# Task directions:
Output each entry that follows exactly. Images stay out.

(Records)
* Start *
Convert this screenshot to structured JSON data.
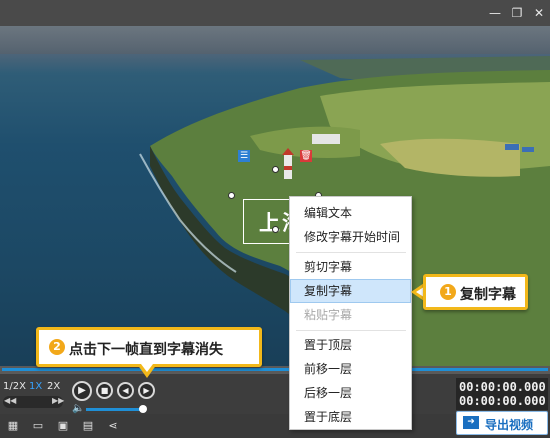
{
  "window": {
    "min_icon": "minimize-icon",
    "restore_icon": "restore-icon",
    "close_icon": "close-icon"
  },
  "video": {
    "subtitle_text": "上海"
  },
  "context_menu": {
    "items": [
      {
        "label": "编辑文本",
        "state": "normal"
      },
      {
        "label": "修改字幕开始时间",
        "state": "normal"
      },
      {
        "label": "剪切字幕",
        "state": "normal"
      },
      {
        "label": "复制字幕",
        "state": "highlighted"
      },
      {
        "label": "粘贴字幕",
        "state": "disabled"
      },
      {
        "label": "置于顶层",
        "state": "normal"
      },
      {
        "label": "前移一层",
        "state": "normal"
      },
      {
        "label": "后移一层",
        "state": "normal"
      },
      {
        "label": "置于底层",
        "state": "normal"
      }
    ]
  },
  "callouts": {
    "step1": {
      "number": "1",
      "text": "复制字幕"
    },
    "step2": {
      "number": "2",
      "text": "点击下一帧直到字幕消失"
    }
  },
  "player": {
    "speeds": [
      "1/2X",
      "1X",
      "2X"
    ],
    "active_speed": "1X",
    "current_time": "00:00:00.000",
    "total_time": "00:00:00.000"
  },
  "toolbar": {
    "export_label": "导出视频"
  },
  "colors": {
    "accent": "#1f8fd6",
    "callout_border": "#f2b81a",
    "menu_highlight": "#cfe6fb"
  }
}
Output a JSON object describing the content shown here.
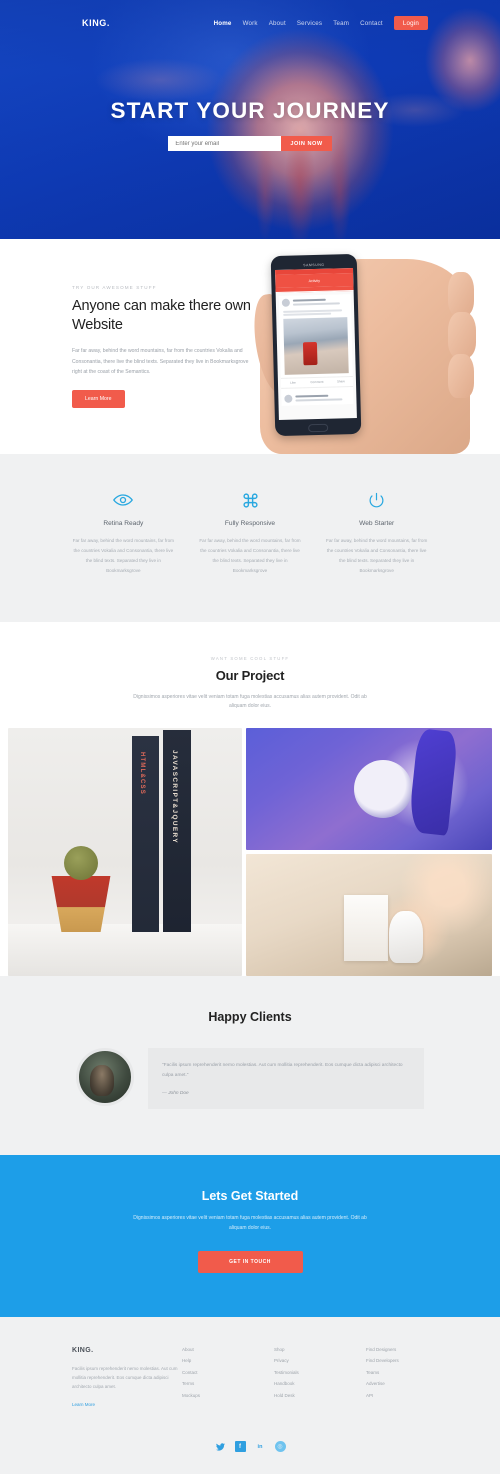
* End *
# Correct output:
Convert this screenshot to structured JSON data.
{
  "window": {
    "min_icon": "minimize-icon",
    "restore_icon": "restore-icon",
    "close_icon": "close-icon"
  },
  "video": {
    "subtitle_text": "上海"
  },
  "context_menu": {
    "items": [
      {
        "label": "编辑文本",
        "state": "normal"
      },
      {
        "label": "修改字幕开始时间",
        "state": "normal"
      },
      {
        "label": "剪切字幕",
        "state": "normal"
      },
      {
        "label": "复制字幕",
        "state": "highlighted"
      },
      {
        "label": "粘贴字幕",
        "state": "disabled"
      },
      {
        "label": "置于顶层",
        "state": "normal"
      },
      {
        "label": "前移一层",
        "state": "normal"
      },
      {
        "label": "后移一层",
        "state": "normal"
      },
      {
        "label": "置于底层",
        "state": "normal"
      }
    ]
  },
  "callouts": {
    "step1": {
      "number": "1",
      "text": "复制字幕"
    },
    "step2": {
      "number": "2",
      "text": "点击下一帧直到字幕消失"
    }
  },
  "player": {
    "speeds": [
      "1/2X",
      "1X",
      "2X"
    ],
    "active_speed": "1X",
    "current_time": "00:00:00.000",
    "total_time": "00:00:00.000"
  },
  "toolbar": {
    "export_label": "导出视频"
  },
  "colors": {
    "accent": "#1f8fd6",
    "callout_border": "#f2b81a",
    "menu_highlight": "#cfe6fb"
  }
}
Output a JSON object describing the content shown here.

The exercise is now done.